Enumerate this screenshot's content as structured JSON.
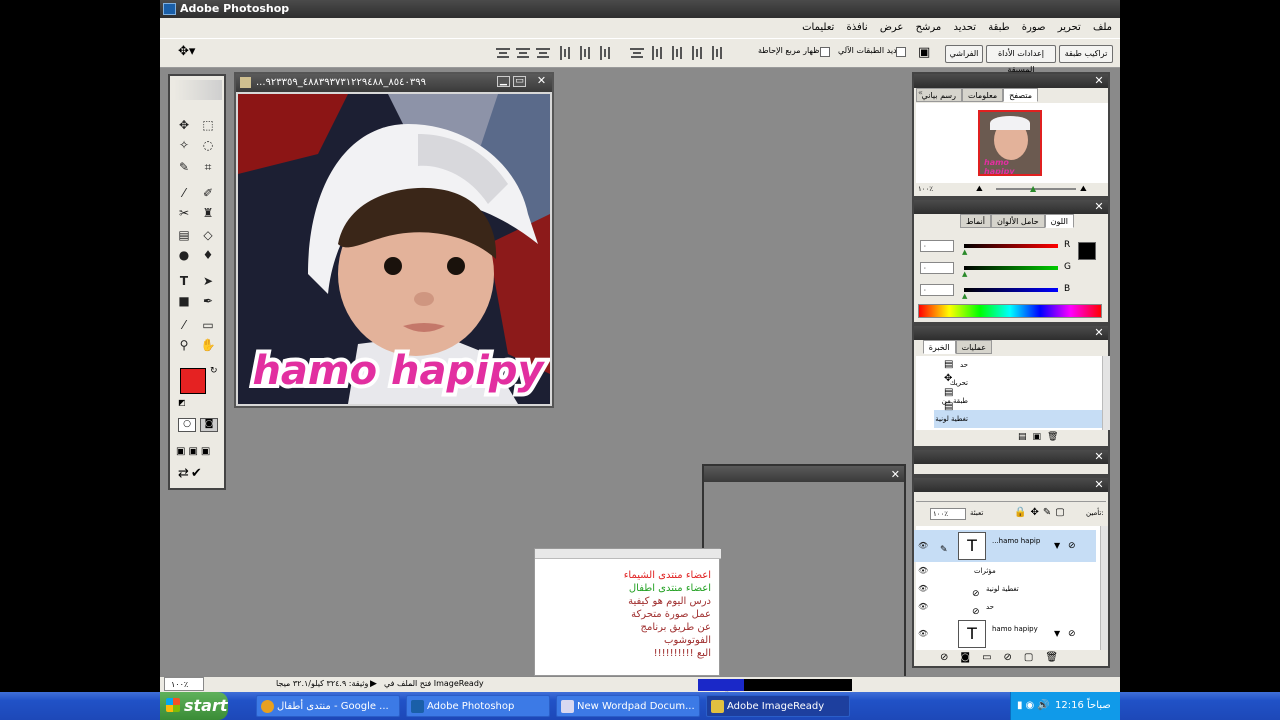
{
  "app": {
    "title": "Adobe Photoshop"
  },
  "menu": [
    "ملف",
    "تحرير",
    "صورة",
    "طبقة",
    "تحديد",
    "مرشح",
    "عرض",
    "نافذة",
    "تعليمات"
  ],
  "options_bar": {
    "tab_right": "تراكيب طبقة",
    "tab_presets": "إعدادات الأداة المسبقة",
    "tab_brushes": "الفراشي",
    "auto_select_label": "تحديد الطبقات الآلي",
    "show_bounding_label": "إظهار مربع الإحاطة"
  },
  "document": {
    "title": "...٨٥٤٠٣٩٩_٤٨٨٣٩٣٧٣١٢٢٩٤٨٨_٩٢٣٣٥٩",
    "overlay_text": "hamo hapipy"
  },
  "navigator": {
    "tabs": [
      "متصفح",
      "معلومات",
      "رسم بياني"
    ],
    "zoom": "١٠٠٪"
  },
  "color_panel": {
    "tabs": [
      "اللون",
      "حامل الألوان",
      "أنماط"
    ],
    "channels": [
      {
        "label": "R",
        "value": "٠"
      },
      {
        "label": "G",
        "value": "٠"
      },
      {
        "label": "B",
        "value": "٠"
      }
    ]
  },
  "history": {
    "tabs": [
      "عمليات",
      "الخبرة"
    ],
    "items": [
      "حد",
      "تحريك",
      "طبقة من خلال النسخ",
      "تغطية لونية"
    ]
  },
  "layers": {
    "opacity_label": "تعبئة",
    "opacity_value": "١٠٠٪",
    "lock_label": "تأمين:",
    "rows": [
      {
        "name": "...hamo hapip",
        "type": "T"
      },
      {
        "name": "مؤثرات",
        "type": ""
      },
      {
        "name": "تغطية لونية",
        "type": ""
      },
      {
        "name": "حد",
        "type": ""
      },
      {
        "name": "hamo hapipy",
        "type": "T"
      }
    ]
  },
  "wordpad_preview": {
    "lines": [
      "اعضاء منتدى الشيماء",
      "اعضاء منتدى اطفال",
      "درس اليوم هو كيفية",
      "عمل صورة متحركة",
      "عن طريق برنامج",
      "الفوتوشوب",
      "البع !!!!!!!!!!"
    ]
  },
  "status_bar": {
    "zoom": "١٠٠٪",
    "doc_info": "وثيقة: ٣٢٤.٩ كيلو/٣٢.١ ميجا",
    "ready_text": "فتح الملف في ImageReady"
  },
  "taskbar": {
    "start_label": "start",
    "tasks": [
      {
        "label": "منتدى أطفال - Google ...",
        "icon_color": "#e8a020"
      },
      {
        "label": "Adobe Photoshop",
        "icon_color": "#1a5fa8"
      },
      {
        "label": "New Wordpad Docum...",
        "icon_color": "#d8d8f0"
      },
      {
        "label": "Adobe ImageReady",
        "icon_color": "#e0c040"
      }
    ],
    "clock": "12:16",
    "clock_suffix": "صباحاً"
  },
  "colors": {
    "foreground": "#e52222",
    "background": "#ffffff",
    "workspace": "#8a8a8a",
    "panel": "#eceae3"
  }
}
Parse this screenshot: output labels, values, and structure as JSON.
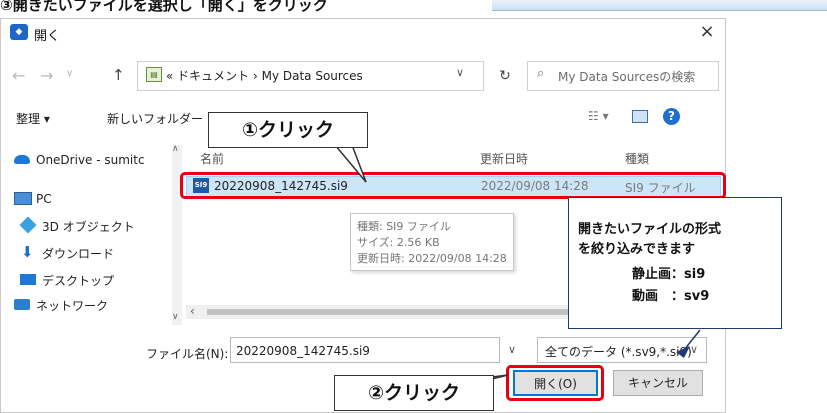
{
  "instruction_text": "③開きたいファイルを選択し「開く」をクリック",
  "dialog": {
    "title": "開く",
    "title_icon": "app-logo-icon",
    "close_label": "×"
  },
  "nav": {
    "back_label": "←",
    "forward_label": "→",
    "up_label": "↑",
    "recent_label": "∨",
    "address_path": "« ドキュメント › My Data Sources",
    "address_chevron": "∨",
    "refresh_label": "↻",
    "search_placeholder": "My Data Sourcesの検索"
  },
  "toolbar": {
    "organize_label": "整理 ▾",
    "new_folder_label": "新しいフォルダー",
    "view_label": "☷ ▾",
    "help_label": "?"
  },
  "sidebar": {
    "items": [
      {
        "label": "OneDrive - sumitc",
        "icon": "cloud-icon"
      },
      {
        "label": "PC",
        "icon": "computer-icon"
      },
      {
        "label": "3D オブジェクト",
        "icon": "cube-icon"
      },
      {
        "label": "ダウンロード",
        "icon": "download-arrow-icon"
      },
      {
        "label": "デスクトップ",
        "icon": "desktop-icon"
      },
      {
        "label": "ネットワーク",
        "icon": "network-icon"
      }
    ]
  },
  "list": {
    "columns": [
      "名前",
      "更新日時",
      "種類"
    ],
    "rows": [
      {
        "name": "20220908_142745.si9",
        "modified": "2022/09/08 14:28",
        "type": "SI9 ファイル"
      }
    ]
  },
  "tooltip": {
    "lines": [
      "種類: SI9 ファイル",
      "サイズ: 2.56 KB",
      "更新日時: 2022/09/08 14:28"
    ]
  },
  "bottom": {
    "filename_label": "ファイル名(N):",
    "filename_value": "20220908_142745.si9",
    "filetype_value": "全てのデータ (*.sv9,*.si9)",
    "open_label": "開く(O)",
    "cancel_label": "キャンセル"
  },
  "callouts": {
    "click1": "①クリック",
    "click2": "②クリック",
    "info_lines": [
      "開きたいファイルの形式",
      "を絞り込みできます",
      "静止画：si9",
      "動画　：sv9"
    ]
  },
  "colors": {
    "highlight_red": "#e60012",
    "selection_blue": "#cde6f7",
    "accent_blue": "#0078d7"
  }
}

---------------

## What is required
Leave every image out, and retype the material exactly.

## Output below
Enumerate this screenshot's content as structured JSON.
{
  "app": {
    "title": "Adobe Photoshop"
  },
  "menu": [
    "ملف",
    "تحرير",
    "صورة",
    "طبقة",
    "تحديد",
    "مرشح",
    "عرض",
    "نافذة",
    "تعليمات"
  ],
  "options_bar": {
    "tab_right": "تراكيب طبقة",
    "tab_presets": "إعدادات الأداة المسبقة",
    "tab_brushes": "الفراشي",
    "auto_select_label": "تحديد الطبقات الآلي",
    "show_bounding_label": "إظهار مربع الإحاطة"
  },
  "document": {
    "title": "...٨٥٤٠٣٩٩_٤٨٨٣٩٣٧٣١٢٢٩٤٨٨_٩٢٣٣٥٩",
    "overlay_text": "hamo hapipy"
  },
  "navigator": {
    "tabs": [
      "متصفح",
      "معلومات",
      "رسم بياني"
    ],
    "zoom": "١٠٠٪"
  },
  "color_panel": {
    "tabs": [
      "اللون",
      "حامل الألوان",
      "أنماط"
    ],
    "channels": [
      {
        "label": "R",
        "value": "٠"
      },
      {
        "label": "G",
        "value": "٠"
      },
      {
        "label": "B",
        "value": "٠"
      }
    ]
  },
  "history": {
    "tabs": [
      "عمليات",
      "الخبرة"
    ],
    "items": [
      "حد",
      "تحريك",
      "طبقة من خلال النسخ",
      "تغطية لونية"
    ]
  },
  "layers": {
    "opacity_label": "تعبئة",
    "opacity_value": "١٠٠٪",
    "lock_label": "تأمين:",
    "rows": [
      {
        "name": "...hamo hapip",
        "type": "T"
      },
      {
        "name": "مؤثرات",
        "type": ""
      },
      {
        "name": "تغطية لونية",
        "type": ""
      },
      {
        "name": "حد",
        "type": ""
      },
      {
        "name": "hamo hapipy",
        "type": "T"
      }
    ]
  },
  "wordpad_preview": {
    "lines": [
      "اعضاء منتدى الشيماء",
      "اعضاء منتدى اطفال",
      "درس اليوم هو كيفية",
      "عمل صورة متحركة",
      "عن طريق برنامج",
      "الفوتوشوب",
      "البع !!!!!!!!!!"
    ]
  },
  "status_bar": {
    "zoom": "١٠٠٪",
    "doc_info": "وثيقة: ٣٢٤.٩ كيلو/٣٢.١ ميجا",
    "ready_text": "فتح الملف في ImageReady"
  },
  "taskbar": {
    "start_label": "start",
    "tasks": [
      {
        "label": "منتدى أطفال - Google ...",
        "icon_color": "#e8a020"
      },
      {
        "label": "Adobe Photoshop",
        "icon_color": "#1a5fa8"
      },
      {
        "label": "New Wordpad Docum...",
        "icon_color": "#d8d8f0"
      },
      {
        "label": "Adobe ImageReady",
        "icon_color": "#e0c040"
      }
    ],
    "clock": "12:16",
    "clock_suffix": "صباحاً"
  },
  "colors": {
    "foreground": "#e52222",
    "background": "#ffffff",
    "workspace": "#8a8a8a",
    "panel": "#eceae3"
  }
}
Parse this screenshot: output labels, values, and structure as JSON.
{
  "instruction_text": "③開きたいファイルを選択し「開く」をクリック",
  "dialog": {
    "title": "開く",
    "title_icon": "app-logo-icon",
    "close_label": "×"
  },
  "nav": {
    "back_label": "←",
    "forward_label": "→",
    "up_label": "↑",
    "recent_label": "∨",
    "address_path": "« ドキュメント › My Data Sources",
    "address_chevron": "∨",
    "refresh_label": "↻",
    "search_placeholder": "My Data Sourcesの検索"
  },
  "toolbar": {
    "organize_label": "整理 ▾",
    "new_folder_label": "新しいフォルダー",
    "view_label": "☷ ▾",
    "help_label": "?"
  },
  "sidebar": {
    "items": [
      {
        "label": "OneDrive - sumitc",
        "icon": "cloud-icon"
      },
      {
        "label": "PC",
        "icon": "computer-icon"
      },
      {
        "label": "3D オブジェクト",
        "icon": "cube-icon"
      },
      {
        "label": "ダウンロード",
        "icon": "download-arrow-icon"
      },
      {
        "label": "デスクトップ",
        "icon": "desktop-icon"
      },
      {
        "label": "ネットワーク",
        "icon": "network-icon"
      }
    ]
  },
  "list": {
    "columns": [
      "名前",
      "更新日時",
      "種類"
    ],
    "rows": [
      {
        "name": "20220908_142745.si9",
        "modified": "2022/09/08 14:28",
        "type": "SI9 ファイル"
      }
    ]
  },
  "tooltip": {
    "lines": [
      "種類: SI9 ファイル",
      "サイズ: 2.56 KB",
      "更新日時: 2022/09/08 14:28"
    ]
  },
  "bottom": {
    "filename_label": "ファイル名(N):",
    "filename_value": "20220908_142745.si9",
    "filetype_value": "全てのデータ (*.sv9,*.si9)",
    "open_label": "開く(O)",
    "cancel_label": "キャンセル"
  },
  "callouts": {
    "click1": "①クリック",
    "click2": "②クリック",
    "info_lines": [
      "開きたいファイルの形式",
      "を絞り込みできます",
      "静止画：si9",
      "動画　：sv9"
    ]
  },
  "colors": {
    "highlight_red": "#e60012",
    "selection_blue": "#cde6f7",
    "accent_blue": "#0078d7"
  }
}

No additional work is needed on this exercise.